Items from a dataset:
---+---
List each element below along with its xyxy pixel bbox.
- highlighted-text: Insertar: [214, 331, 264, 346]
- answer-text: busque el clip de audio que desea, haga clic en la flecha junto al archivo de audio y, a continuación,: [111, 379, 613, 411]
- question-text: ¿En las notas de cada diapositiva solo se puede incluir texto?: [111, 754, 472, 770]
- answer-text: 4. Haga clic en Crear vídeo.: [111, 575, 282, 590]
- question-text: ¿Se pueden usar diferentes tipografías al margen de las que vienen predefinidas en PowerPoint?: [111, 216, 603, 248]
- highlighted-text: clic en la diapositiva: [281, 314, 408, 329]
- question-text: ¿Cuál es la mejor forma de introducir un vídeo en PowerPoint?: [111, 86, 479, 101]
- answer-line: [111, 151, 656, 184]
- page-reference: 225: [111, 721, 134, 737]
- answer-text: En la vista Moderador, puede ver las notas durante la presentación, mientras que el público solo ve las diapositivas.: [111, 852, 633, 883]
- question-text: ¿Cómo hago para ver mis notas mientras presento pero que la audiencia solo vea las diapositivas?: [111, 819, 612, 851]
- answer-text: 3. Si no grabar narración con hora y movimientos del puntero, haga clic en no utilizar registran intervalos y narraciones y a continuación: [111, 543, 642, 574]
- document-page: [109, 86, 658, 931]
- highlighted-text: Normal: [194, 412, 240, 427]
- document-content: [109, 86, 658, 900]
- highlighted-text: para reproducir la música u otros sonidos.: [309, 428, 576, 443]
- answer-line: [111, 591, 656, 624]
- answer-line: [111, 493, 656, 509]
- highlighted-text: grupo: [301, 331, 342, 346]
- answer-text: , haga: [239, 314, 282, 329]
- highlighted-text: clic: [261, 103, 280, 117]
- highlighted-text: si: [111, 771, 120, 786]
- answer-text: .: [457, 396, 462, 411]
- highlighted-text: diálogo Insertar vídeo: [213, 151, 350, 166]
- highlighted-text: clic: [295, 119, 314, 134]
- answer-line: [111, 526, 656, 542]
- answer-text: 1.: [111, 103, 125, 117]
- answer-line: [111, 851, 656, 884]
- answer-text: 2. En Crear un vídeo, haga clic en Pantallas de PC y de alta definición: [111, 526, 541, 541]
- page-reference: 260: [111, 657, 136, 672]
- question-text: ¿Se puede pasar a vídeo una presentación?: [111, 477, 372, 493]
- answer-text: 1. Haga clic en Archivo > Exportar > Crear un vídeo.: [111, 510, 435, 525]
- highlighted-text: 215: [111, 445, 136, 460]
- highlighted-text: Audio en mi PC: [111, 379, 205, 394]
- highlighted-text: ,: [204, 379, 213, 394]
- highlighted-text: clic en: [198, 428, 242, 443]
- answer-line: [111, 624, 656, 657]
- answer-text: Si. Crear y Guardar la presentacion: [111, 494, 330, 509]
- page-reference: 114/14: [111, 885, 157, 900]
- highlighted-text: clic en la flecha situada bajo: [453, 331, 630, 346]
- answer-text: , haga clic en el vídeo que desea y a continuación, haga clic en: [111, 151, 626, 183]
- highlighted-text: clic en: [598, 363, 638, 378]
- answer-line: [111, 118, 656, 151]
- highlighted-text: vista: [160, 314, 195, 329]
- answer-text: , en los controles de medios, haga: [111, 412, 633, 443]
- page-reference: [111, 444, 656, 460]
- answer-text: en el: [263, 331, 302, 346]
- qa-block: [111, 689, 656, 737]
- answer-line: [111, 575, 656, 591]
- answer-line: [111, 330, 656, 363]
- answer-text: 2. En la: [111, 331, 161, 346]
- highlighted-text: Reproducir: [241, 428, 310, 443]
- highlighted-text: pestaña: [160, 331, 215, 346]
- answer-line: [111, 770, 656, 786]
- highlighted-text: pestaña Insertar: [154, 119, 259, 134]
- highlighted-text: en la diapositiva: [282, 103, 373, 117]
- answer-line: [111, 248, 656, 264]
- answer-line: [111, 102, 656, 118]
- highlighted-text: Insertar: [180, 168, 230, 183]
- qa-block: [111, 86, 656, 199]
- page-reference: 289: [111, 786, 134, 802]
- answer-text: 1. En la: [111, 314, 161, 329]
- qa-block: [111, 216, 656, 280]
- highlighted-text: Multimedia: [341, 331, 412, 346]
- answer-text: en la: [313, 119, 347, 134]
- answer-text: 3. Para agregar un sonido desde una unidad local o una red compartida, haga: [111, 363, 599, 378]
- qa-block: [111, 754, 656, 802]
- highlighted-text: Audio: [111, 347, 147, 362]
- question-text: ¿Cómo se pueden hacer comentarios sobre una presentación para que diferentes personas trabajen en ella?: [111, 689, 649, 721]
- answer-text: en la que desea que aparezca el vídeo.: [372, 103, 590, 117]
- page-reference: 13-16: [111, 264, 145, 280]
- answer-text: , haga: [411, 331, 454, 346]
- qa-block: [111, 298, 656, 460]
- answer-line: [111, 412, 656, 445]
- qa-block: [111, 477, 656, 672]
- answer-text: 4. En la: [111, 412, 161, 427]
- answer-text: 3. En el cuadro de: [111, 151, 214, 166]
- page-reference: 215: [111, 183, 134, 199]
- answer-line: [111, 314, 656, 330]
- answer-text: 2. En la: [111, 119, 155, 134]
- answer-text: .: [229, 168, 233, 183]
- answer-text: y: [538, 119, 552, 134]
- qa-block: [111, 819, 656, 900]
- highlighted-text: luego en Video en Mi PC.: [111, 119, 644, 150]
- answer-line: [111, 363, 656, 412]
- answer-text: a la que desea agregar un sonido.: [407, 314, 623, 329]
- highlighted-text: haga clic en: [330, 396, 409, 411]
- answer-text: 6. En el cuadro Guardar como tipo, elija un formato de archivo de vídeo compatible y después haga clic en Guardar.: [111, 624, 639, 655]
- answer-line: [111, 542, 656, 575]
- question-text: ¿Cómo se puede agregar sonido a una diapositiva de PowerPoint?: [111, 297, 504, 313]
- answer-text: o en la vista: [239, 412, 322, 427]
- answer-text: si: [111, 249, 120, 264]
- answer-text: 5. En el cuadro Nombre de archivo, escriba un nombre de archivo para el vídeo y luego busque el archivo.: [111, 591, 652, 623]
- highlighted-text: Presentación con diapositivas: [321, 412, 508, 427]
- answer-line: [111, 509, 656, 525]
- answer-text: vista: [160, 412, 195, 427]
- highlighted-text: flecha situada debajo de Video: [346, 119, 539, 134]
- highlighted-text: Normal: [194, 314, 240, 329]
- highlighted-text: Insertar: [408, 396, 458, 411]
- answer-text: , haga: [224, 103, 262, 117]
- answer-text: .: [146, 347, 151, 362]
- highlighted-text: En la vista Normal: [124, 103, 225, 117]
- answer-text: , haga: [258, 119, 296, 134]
---+---
Your objective:
Copy every line of the records above word for word, with nothing changed.

The output:
List each element below along with its xyxy pixel bbox.
- highlighted-text: Insertar: [214, 331, 264, 346]
- answer-text: busque el clip de audio que desea, haga clic en la flecha junto al archivo de audio y, a continuación,: [111, 379, 613, 411]
- question-text: ¿En las notas de cada diapositiva solo se puede incluir texto?: [111, 754, 472, 770]
- answer-text: 4. Haga clic en Crear vídeo.: [111, 575, 282, 590]
- question-text: ¿Se pueden usar diferentes tipografías al margen de las que vienen predefinidas en PowerPoint?: [111, 216, 603, 248]
- highlighted-text: clic en la diapositiva: [281, 314, 408, 329]
- question-text: ¿Cuál es la mejor forma de introducir un vídeo en PowerPoint?: [111, 86, 479, 101]
- answer-line: [111, 151, 656, 184]
- page-reference: 225: [111, 721, 134, 737]
- answer-text: En la vista Moderador, puede ver las notas durante la presentación, mientras que el público solo ve las diapositivas.: [111, 852, 633, 883]
- question-text: ¿Cómo hago para ver mis notas mientras presento pero que la audiencia solo vea las diapositivas?: [111, 819, 612, 851]
- answer-text: 3. Si no grabar narración con hora y movimientos del puntero, haga clic en no utilizar registran intervalos y narraciones y a continuación: [111, 543, 642, 574]
- document-page: [109, 86, 658, 931]
- highlighted-text: Normal: [194, 412, 240, 427]
- document-content: [109, 86, 658, 900]
- highlighted-text: para reproducir la música u otros sonidos.: [309, 428, 576, 443]
- answer-line: [111, 591, 656, 624]
- answer-line: [111, 493, 656, 509]
- highlighted-text: grupo: [301, 331, 342, 346]
- answer-text: , haga: [239, 314, 282, 329]
- highlighted-text: clic: [261, 103, 280, 117]
- highlighted-text: si: [111, 771, 120, 786]
- answer-text: .: [457, 396, 462, 411]
- highlighted-text: diálogo Insertar vídeo: [213, 151, 350, 166]
- highlighted-text: clic: [295, 119, 314, 134]
- answer-line: [111, 526, 656, 542]
- answer-text: 1.: [111, 103, 125, 117]
- answer-line: [111, 851, 656, 884]
- answer-text: 2. En Crear un vídeo, haga clic en Pantallas de PC y de alta definición: [111, 526, 541, 541]
- page-reference: 260: [111, 657, 136, 672]
- question-text: ¿Se puede pasar a vídeo una presentación?: [111, 477, 372, 493]
- answer-text: 1. Haga clic en Archivo > Exportar > Crear un vídeo.: [111, 510, 435, 525]
- highlighted-text: 215: [111, 445, 136, 460]
- highlighted-text: Audio en mi PC: [111, 379, 205, 394]
- highlighted-text: ,: [204, 379, 213, 394]
- highlighted-text: clic en: [198, 428, 242, 443]
- answer-line: [111, 624, 656, 657]
- answer-text: Si. Crear y Guardar la presentacion: [111, 494, 330, 509]
- page-reference: 114/14: [111, 885, 157, 900]
- highlighted-text: clic en la flecha situada bajo: [453, 331, 630, 346]
- answer-text: , haga clic en el vídeo que desea y a continuación, haga clic en: [111, 151, 626, 183]
- highlighted-text: clic en: [598, 363, 638, 378]
- answer-line: [111, 118, 656, 151]
- highlighted-text: vista: [160, 314, 195, 329]
- answer-text: , en los controles de medios, haga: [111, 412, 633, 443]
- page-reference: [111, 444, 656, 460]
- answer-text: en el: [263, 331, 302, 346]
- qa-block: [111, 689, 656, 737]
- answer-line: [111, 575, 656, 591]
- answer-line: [111, 330, 656, 363]
- answer-text: 2. En la: [111, 331, 161, 346]
- highlighted-text: Reproducir: [241, 428, 310, 443]
- highlighted-text: pestaña: [160, 331, 215, 346]
- answer-line: [111, 770, 656, 786]
- highlighted-text: pestaña Insertar: [154, 119, 259, 134]
- highlighted-text: en la diapositiva: [282, 103, 373, 117]
- answer-line: [111, 248, 656, 264]
- answer-line: [111, 102, 656, 118]
- highlighted-text: Insertar: [180, 168, 230, 183]
- qa-block: [111, 86, 656, 199]
- page-reference: 289: [111, 786, 134, 802]
- answer-text: 1. En la: [111, 314, 161, 329]
- qa-block: [111, 216, 656, 280]
- highlighted-text: Multimedia: [341, 331, 412, 346]
- answer-text: en la: [313, 119, 347, 134]
- answer-text: 3. Para agregar un sonido desde una unidad local o una red compartida, haga: [111, 363, 599, 378]
- qa-block: [111, 754, 656, 802]
- highlighted-text: Audio: [111, 347, 147, 362]
- question-text: ¿Cómo se pueden hacer comentarios sobre una presentación para que diferentes personas trabajen en ella?: [111, 689, 649, 721]
- answer-text: en la que desea que aparezca el vídeo.: [372, 103, 590, 117]
- page-reference: 13-16: [111, 264, 145, 280]
- answer-text: , haga: [411, 331, 454, 346]
- qa-block: [111, 298, 656, 460]
- answer-line: [111, 412, 656, 445]
- qa-block: [111, 477, 656, 672]
- answer-text: 4. En la: [111, 412, 161, 427]
- answer-text: 3. En el cuadro de: [111, 151, 214, 166]
- page-reference: 215: [111, 183, 134, 199]
- answer-line: [111, 314, 656, 330]
- answer-text: 2. En la: [111, 119, 155, 134]
- answer-text: .: [229, 168, 233, 183]
- answer-text: y: [538, 119, 552, 134]
- qa-block: [111, 819, 656, 900]
- highlighted-text: luego en Video en Mi PC.: [111, 119, 644, 150]
- answer-line: [111, 363, 656, 412]
- answer-text: a la que desea agregar un sonido.: [407, 314, 623, 329]
- highlighted-text: haga clic en: [330, 396, 409, 411]
- answer-text: 6. En el cuadro Guardar como tipo, elija un formato de archivo de vídeo compatible y después haga clic en Guardar.: [111, 624, 639, 655]
- answer-line: [111, 542, 656, 575]
- question-text: ¿Cómo se puede agregar sonido a una diapositiva de PowerPoint?: [111, 297, 504, 313]
- answer-text: o en la vista: [239, 412, 322, 427]
- answer-text: si: [111, 249, 120, 264]
- answer-text: 5. En el cuadro Nombre de archivo, escriba un nombre de archivo para el vídeo y luego busque el archivo.: [111, 591, 652, 623]
- highlighted-text: Presentación con diapositivas: [321, 412, 508, 427]
- answer-line: [111, 509, 656, 525]
- answer-text: vista: [160, 412, 195, 427]
- highlighted-text: flecha situada debajo de Video: [346, 119, 539, 134]
- highlighted-text: Normal: [194, 314, 240, 329]
- highlighted-text: Insertar: [408, 396, 458, 411]
- answer-text: , haga: [224, 103, 262, 117]
- answer-text: .: [146, 347, 151, 362]
- highlighted-text: En la vista Normal: [124, 103, 225, 117]
- answer-text: , haga: [258, 119, 296, 134]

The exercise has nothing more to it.